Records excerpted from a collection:
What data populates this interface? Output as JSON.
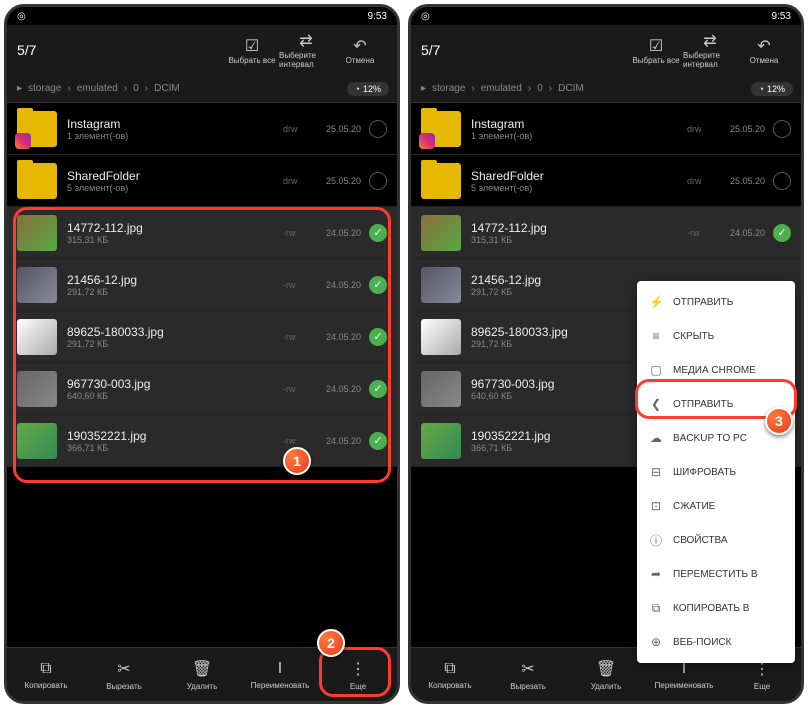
{
  "status": {
    "time": "9:53"
  },
  "top": {
    "count": "5/7",
    "selectAll": "Выбрать все",
    "interval": "Выберите интервал",
    "cancel": "Отмена"
  },
  "breadcrumb": [
    "storage",
    "emulated",
    "0",
    "DCIM"
  ],
  "storage": "12%",
  "folders": [
    {
      "name": "Instagram",
      "meta": "1 элемент(-ов)",
      "perm": "drw",
      "date": "25.05.20",
      "insta": true
    },
    {
      "name": "SharedFolder",
      "meta": "5 элемент(-ов)",
      "perm": "drw",
      "date": "25.05.20",
      "insta": false
    }
  ],
  "files": [
    {
      "name": "14772-112.jpg",
      "size": "315,31 КБ",
      "perm": "-rw",
      "date": "24.05.20",
      "thumb": "t1"
    },
    {
      "name": "21456-12.jpg",
      "size": "291,72 КБ",
      "perm": "-rw",
      "date": "24.05.20",
      "thumb": "t2"
    },
    {
      "name": "89625-180033.jpg",
      "size": "291,72 КБ",
      "perm": "-rw",
      "date": "24.05.20",
      "thumb": "t3"
    },
    {
      "name": "967730-003.jpg",
      "size": "640,60 КБ",
      "perm": "-rw",
      "date": "24.05.20",
      "thumb": "t4"
    },
    {
      "name": "190352221.jpg",
      "size": "366,71 КБ",
      "perm": "-rw",
      "date": "24.05.20",
      "thumb": "t5"
    }
  ],
  "bottom": {
    "copy": "Копировать",
    "cut": "Вырезать",
    "delete": "Удалить",
    "rename": "Переименовать",
    "more": "Еще"
  },
  "menu": [
    {
      "icon": "⚡",
      "label": "ОТПРАВИТЬ"
    },
    {
      "icon": "≡",
      "label": "СКРЫТЬ"
    },
    {
      "icon": "▢",
      "label": "МЕДИА CHROME"
    },
    {
      "icon": "❮",
      "label": "ОТПРАВИТЬ"
    },
    {
      "icon": "☁",
      "label": "BACKUP TO PC"
    },
    {
      "icon": "⊟",
      "label": "ШИФРОВАТЬ"
    },
    {
      "icon": "⊡",
      "label": "СЖАТИЕ"
    },
    {
      "icon": "ⓘ",
      "label": "СВОЙСТВА"
    },
    {
      "icon": "➦",
      "label": "ПЕРЕМЕСТИТЬ В"
    },
    {
      "icon": "⧉",
      "label": "КОПИРОВАТЬ В"
    },
    {
      "icon": "⊕",
      "label": "ВЕБ-ПОИСК"
    }
  ],
  "badges": {
    "one": "1",
    "two": "2",
    "three": "3"
  }
}
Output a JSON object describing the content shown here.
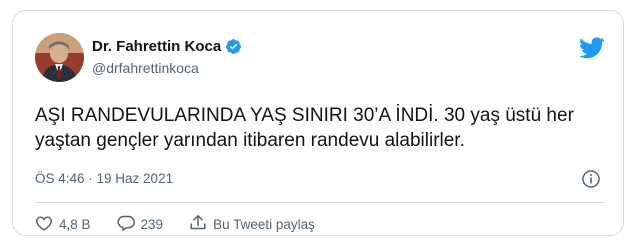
{
  "tweet": {
    "author_name": "Dr. Fahrettin Koca",
    "handle": "@drfahrettinkoca",
    "text": "AŞI RANDEVULARINDA YAŞ SINIRI 30’A İNDİ. 30 yaş üstü her yaştan gençler yarından itibaren randevu alabilirler.",
    "timestamp": "ÖS 4:46 · 19 Haz 2021",
    "likes": "4,8 B",
    "replies": "239",
    "share_label": "Bu Tweeti paylaş"
  },
  "icons": {
    "verified": "verified-badge-icon",
    "logo": "twitter-bird-icon",
    "info": "info-icon",
    "like": "heart-icon",
    "reply": "reply-icon",
    "share": "share-icon"
  },
  "colors": {
    "brand": "#1d9bf0",
    "text": "#0f1419",
    "muted": "#536471",
    "border": "#cfd9de"
  }
}
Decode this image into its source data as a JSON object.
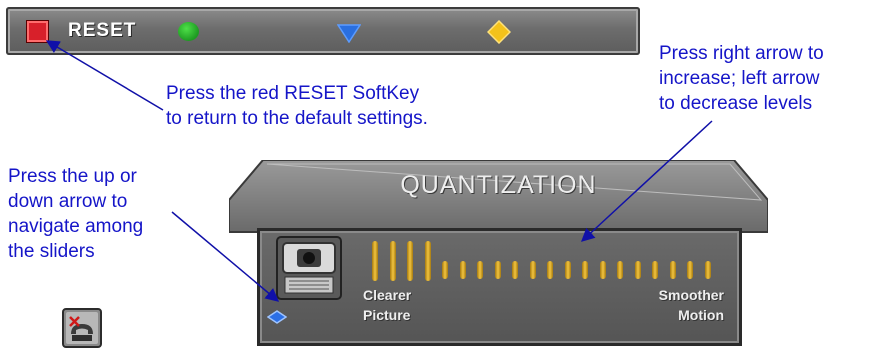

→ **The exercise**:
Please write out the material from the line containing "Output a JSON" to its final line, both inclusive, exactly as it appears; pictures are not part of the copy.

→ **Exercise answer**:
Output a JSON object describing the content shown here.
{
  "tweet": {
    "author_name": "Dr. Fahrettin Koca",
    "handle": "@drfahrettinkoca",
    "text": "AŞI RANDEVULARINDA YAŞ SINIRI 30’A İNDİ. 30 yaş üstü her yaştan gençler yarından itibaren randevu alabilirler.",
    "timestamp": "ÖS 4:46 · 19 Haz 2021",
    "likes": "4,8 B",
    "replies": "239",
    "share_label": "Bu Tweeti paylaş"
  },
  "icons": {
    "verified": "verified-badge-icon",
    "logo": "twitter-bird-icon",
    "info": "info-icon",
    "like": "heart-icon",
    "reply": "reply-icon",
    "share": "share-icon"
  },
  "colors": {
    "brand": "#1d9bf0",
    "text": "#0f1419",
    "muted": "#536471",
    "border": "#cfd9de"
  }
}
Decode this image into its source data as a JSON object.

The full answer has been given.